> [MATERIAL FOR THIS EXERCISE]
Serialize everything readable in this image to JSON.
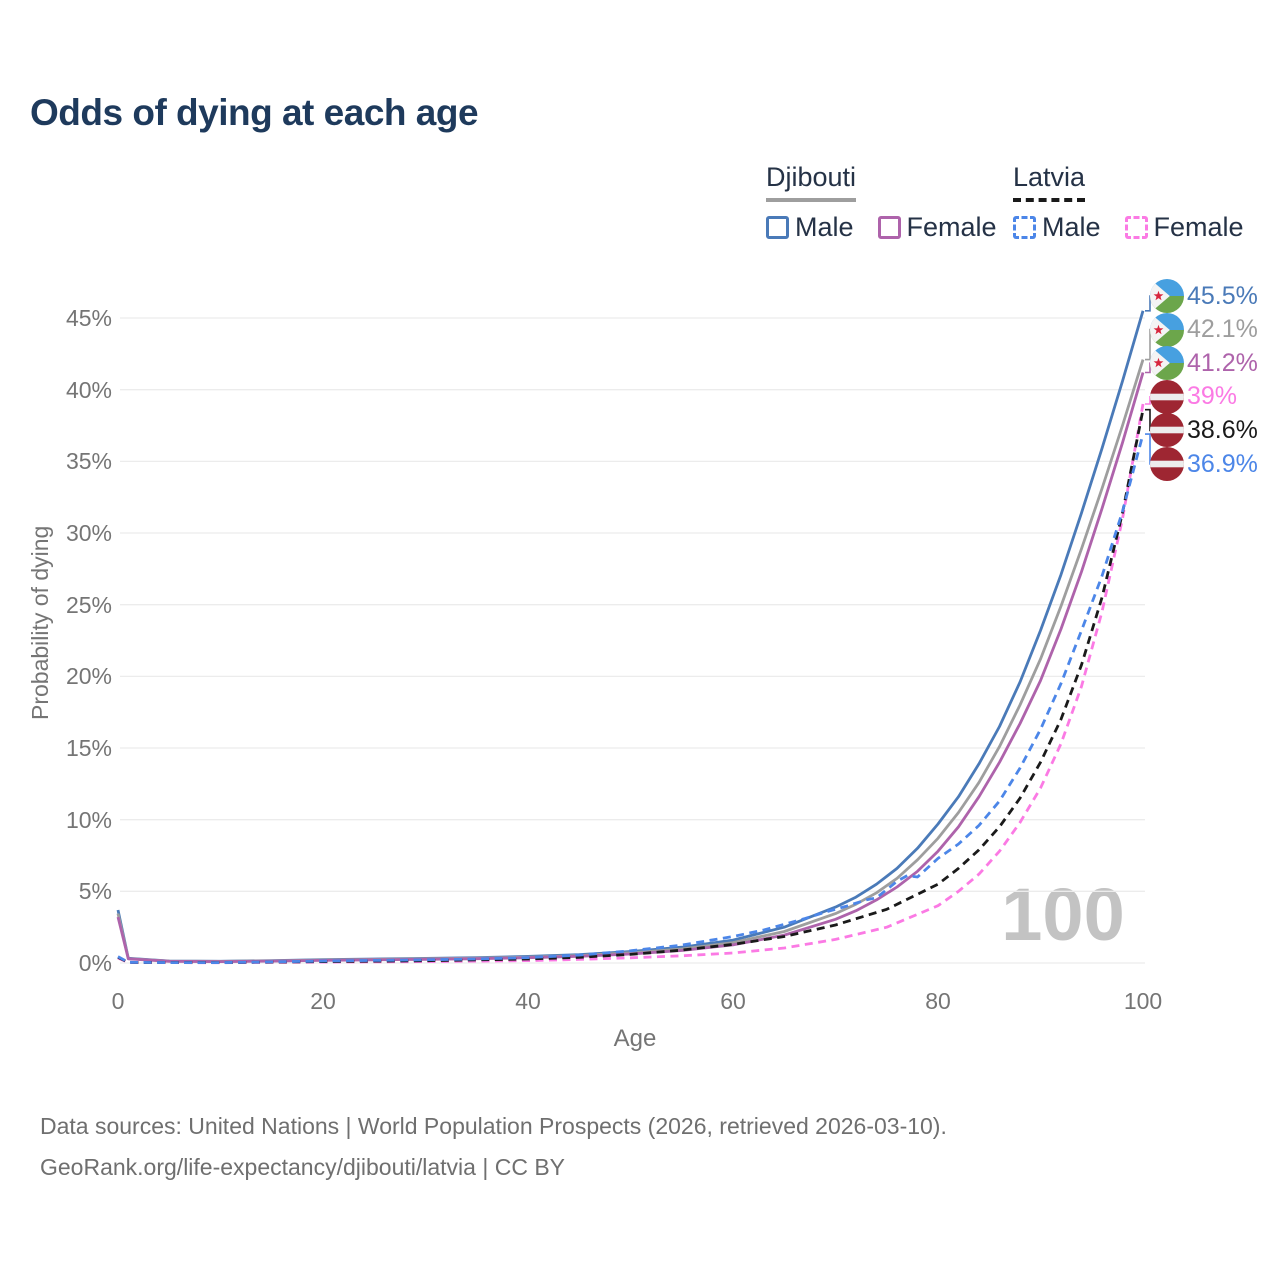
{
  "title": "Odds of dying at each age",
  "legend": {
    "groups": [
      {
        "country": "Djibouti",
        "line_style": "solid",
        "line_color": "#9e9e9e",
        "items": [
          {
            "label": "Male",
            "color": "#4a7ab8",
            "dashed": false
          },
          {
            "label": "Female",
            "color": "#ae63ab",
            "dashed": false
          }
        ]
      },
      {
        "country": "Latvia",
        "line_style": "dashed",
        "line_color": "#1a1a1a",
        "items": [
          {
            "label": "Male",
            "color": "#4c86e8",
            "dashed": true
          },
          {
            "label": "Female",
            "color": "#fb7ae4",
            "dashed": true
          }
        ]
      }
    ]
  },
  "footer": {
    "line1": "Data sources: United Nations | World Population Prospects (2026, retrieved 2026-03-10).",
    "line2": "GeoRank.org/life-expectancy/djibouti/latvia | CC BY"
  },
  "chart_data": {
    "type": "line",
    "title": "Odds of dying at each age",
    "xlabel": "Age",
    "ylabel": "Probability of dying",
    "xlim": [
      0,
      100
    ],
    "ylim_percent": [
      0,
      47
    ],
    "grid": "horizontal",
    "x_ticks": [
      0,
      20,
      40,
      60,
      80,
      100
    ],
    "x_tick_labels": [
      "0",
      "20",
      "40",
      "60",
      "80",
      "100"
    ],
    "y_ticks_percent": [
      0,
      5,
      10,
      15,
      20,
      25,
      30,
      35,
      40,
      45
    ],
    "y_tick_labels_top_down": [
      "45%",
      "40%",
      "35%",
      "30%",
      "25%",
      "20%",
      "15%",
      "10%",
      "5%",
      "0%"
    ],
    "watermark": "100",
    "legend_position": "top-right",
    "series": [
      {
        "name": "Djibouti Male",
        "color": "#4a7ab8",
        "dash": "solid",
        "flag": "djibouti",
        "end_label": "45.5%",
        "points": [
          [
            0,
            3.7
          ],
          [
            1,
            0.33
          ],
          [
            5,
            0.14
          ],
          [
            10,
            0.12
          ],
          [
            15,
            0.17
          ],
          [
            20,
            0.24
          ],
          [
            25,
            0.28
          ],
          [
            30,
            0.32
          ],
          [
            35,
            0.38
          ],
          [
            40,
            0.46
          ],
          [
            45,
            0.58
          ],
          [
            50,
            0.8
          ],
          [
            55,
            1.1
          ],
          [
            60,
            1.6
          ],
          [
            65,
            2.5
          ],
          [
            70,
            3.9
          ],
          [
            72,
            4.6
          ],
          [
            74,
            5.5
          ],
          [
            76,
            6.6
          ],
          [
            78,
            8.0
          ],
          [
            80,
            9.7
          ],
          [
            82,
            11.6
          ],
          [
            84,
            13.9
          ],
          [
            86,
            16.5
          ],
          [
            88,
            19.6
          ],
          [
            90,
            23.2
          ],
          [
            92,
            27.1
          ],
          [
            94,
            31.4
          ],
          [
            96,
            35.9
          ],
          [
            98,
            40.6
          ],
          [
            100,
            45.5
          ]
        ]
      },
      {
        "name": "Djibouti Both sexes",
        "color": "#9e9e9e",
        "dash": "solid",
        "flag": "djibouti",
        "end_label": "42.1%",
        "points": [
          [
            0,
            3.45
          ],
          [
            1,
            0.31
          ],
          [
            5,
            0.13
          ],
          [
            10,
            0.11
          ],
          [
            15,
            0.15
          ],
          [
            20,
            0.21
          ],
          [
            25,
            0.25
          ],
          [
            30,
            0.29
          ],
          [
            35,
            0.34
          ],
          [
            40,
            0.41
          ],
          [
            45,
            0.52
          ],
          [
            50,
            0.71
          ],
          [
            55,
            0.98
          ],
          [
            60,
            1.42
          ],
          [
            65,
            2.2
          ],
          [
            70,
            3.45
          ],
          [
            72,
            4.1
          ],
          [
            74,
            4.9
          ],
          [
            76,
            5.9
          ],
          [
            78,
            7.2
          ],
          [
            80,
            8.7
          ],
          [
            82,
            10.5
          ],
          [
            84,
            12.6
          ],
          [
            86,
            15.1
          ],
          [
            88,
            18.0
          ],
          [
            90,
            21.2
          ],
          [
            92,
            24.9
          ],
          [
            94,
            28.9
          ],
          [
            96,
            33.1
          ],
          [
            98,
            37.5
          ],
          [
            100,
            42.1
          ]
        ]
      },
      {
        "name": "Djibouti Female",
        "color": "#ae63ab",
        "dash": "solid",
        "flag": "djibouti",
        "end_label": "41.2%",
        "points": [
          [
            0,
            3.2
          ],
          [
            1,
            0.29
          ],
          [
            5,
            0.12
          ],
          [
            10,
            0.1
          ],
          [
            15,
            0.13
          ],
          [
            20,
            0.18
          ],
          [
            25,
            0.22
          ],
          [
            30,
            0.26
          ],
          [
            35,
            0.3
          ],
          [
            40,
            0.37
          ],
          [
            45,
            0.47
          ],
          [
            50,
            0.63
          ],
          [
            55,
            0.87
          ],
          [
            60,
            1.26
          ],
          [
            65,
            1.95
          ],
          [
            70,
            3.05
          ],
          [
            72,
            3.65
          ],
          [
            74,
            4.4
          ],
          [
            76,
            5.3
          ],
          [
            78,
            6.4
          ],
          [
            80,
            7.8
          ],
          [
            82,
            9.5
          ],
          [
            84,
            11.6
          ],
          [
            86,
            14.0
          ],
          [
            88,
            16.7
          ],
          [
            90,
            19.7
          ],
          [
            92,
            23.3
          ],
          [
            94,
            27.3
          ],
          [
            96,
            31.7
          ],
          [
            98,
            36.3
          ],
          [
            100,
            41.2
          ]
        ]
      },
      {
        "name": "Latvia Female",
        "color": "#fb7ae4",
        "dash": "dashed",
        "flag": "latvia",
        "end_label": "39%",
        "points": [
          [
            0,
            0.35
          ],
          [
            1,
            0.03
          ],
          [
            10,
            0.02
          ],
          [
            20,
            0.06
          ],
          [
            30,
            0.1
          ],
          [
            40,
            0.17
          ],
          [
            45,
            0.25
          ],
          [
            50,
            0.36
          ],
          [
            55,
            0.5
          ],
          [
            60,
            0.7
          ],
          [
            65,
            1.05
          ],
          [
            70,
            1.65
          ],
          [
            75,
            2.5
          ],
          [
            80,
            4.0
          ],
          [
            82,
            5.0
          ],
          [
            84,
            6.2
          ],
          [
            86,
            7.8
          ],
          [
            88,
            9.8
          ],
          [
            90,
            12.2
          ],
          [
            92,
            15.3
          ],
          [
            94,
            19.3
          ],
          [
            96,
            24.5
          ],
          [
            98,
            31.0
          ],
          [
            100,
            39.0
          ]
        ]
      },
      {
        "name": "Latvia Both sexes",
        "color": "#1a1a1a",
        "dash": "dashed",
        "flag": "latvia",
        "end_label": "38.6%",
        "points": [
          [
            0,
            0.4
          ],
          [
            1,
            0.04
          ],
          [
            10,
            0.03
          ],
          [
            20,
            0.1
          ],
          [
            30,
            0.16
          ],
          [
            40,
            0.28
          ],
          [
            45,
            0.4
          ],
          [
            50,
            0.6
          ],
          [
            55,
            0.9
          ],
          [
            60,
            1.3
          ],
          [
            65,
            1.85
          ],
          [
            70,
            2.65
          ],
          [
            75,
            3.75
          ],
          [
            80,
            5.5
          ],
          [
            82,
            6.6
          ],
          [
            84,
            7.9
          ],
          [
            86,
            9.5
          ],
          [
            88,
            11.5
          ],
          [
            90,
            14.0
          ],
          [
            92,
            17.0
          ],
          [
            94,
            20.8
          ],
          [
            96,
            25.5
          ],
          [
            98,
            31.4
          ],
          [
            100,
            38.6
          ]
        ]
      },
      {
        "name": "Latvia Male",
        "color": "#4c86e8",
        "dash": "dashed",
        "flag": "latvia",
        "end_label": "36.9%",
        "points": [
          [
            0,
            0.45
          ],
          [
            1,
            0.05
          ],
          [
            5,
            0.03
          ],
          [
            10,
            0.03
          ],
          [
            15,
            0.08
          ],
          [
            20,
            0.14
          ],
          [
            25,
            0.18
          ],
          [
            30,
            0.22
          ],
          [
            35,
            0.28
          ],
          [
            40,
            0.38
          ],
          [
            45,
            0.55
          ],
          [
            50,
            0.85
          ],
          [
            55,
            1.25
          ],
          [
            60,
            1.85
          ],
          [
            63,
            2.3
          ],
          [
            65,
            2.7
          ],
          [
            67,
            3.1
          ],
          [
            69,
            3.55
          ],
          [
            71,
            3.95
          ],
          [
            73,
            4.4
          ],
          [
            74,
            4.55
          ],
          [
            76,
            5.7
          ],
          [
            77,
            6.1
          ],
          [
            78,
            6.0
          ],
          [
            80,
            7.3
          ],
          [
            82,
            8.3
          ],
          [
            84,
            9.6
          ],
          [
            86,
            11.3
          ],
          [
            88,
            13.6
          ],
          [
            90,
            16.3
          ],
          [
            92,
            19.5
          ],
          [
            94,
            23.2
          ],
          [
            96,
            27.0
          ],
          [
            98,
            31.5
          ],
          [
            100,
            36.9
          ]
        ]
      }
    ]
  }
}
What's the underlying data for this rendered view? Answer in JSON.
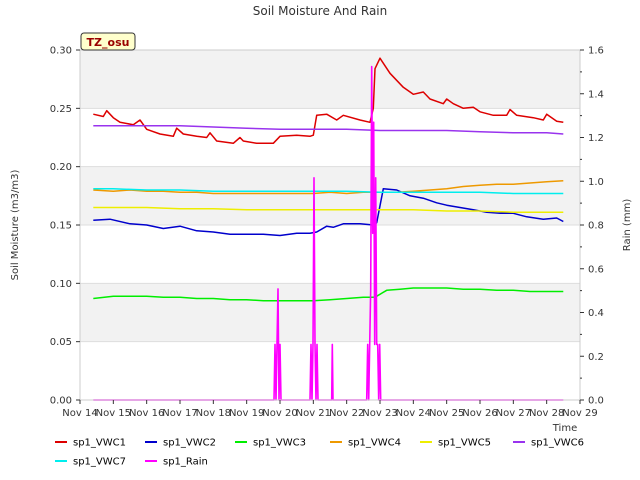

> [EXERCISE INSTRUCTIONS] In the lines above, locate the string "sexes". Copy every line where it occurs.

> [EXPECTED ANSWER]
        "name": "Djibouti Both sexes",
        "name": "Latvia Both sexes",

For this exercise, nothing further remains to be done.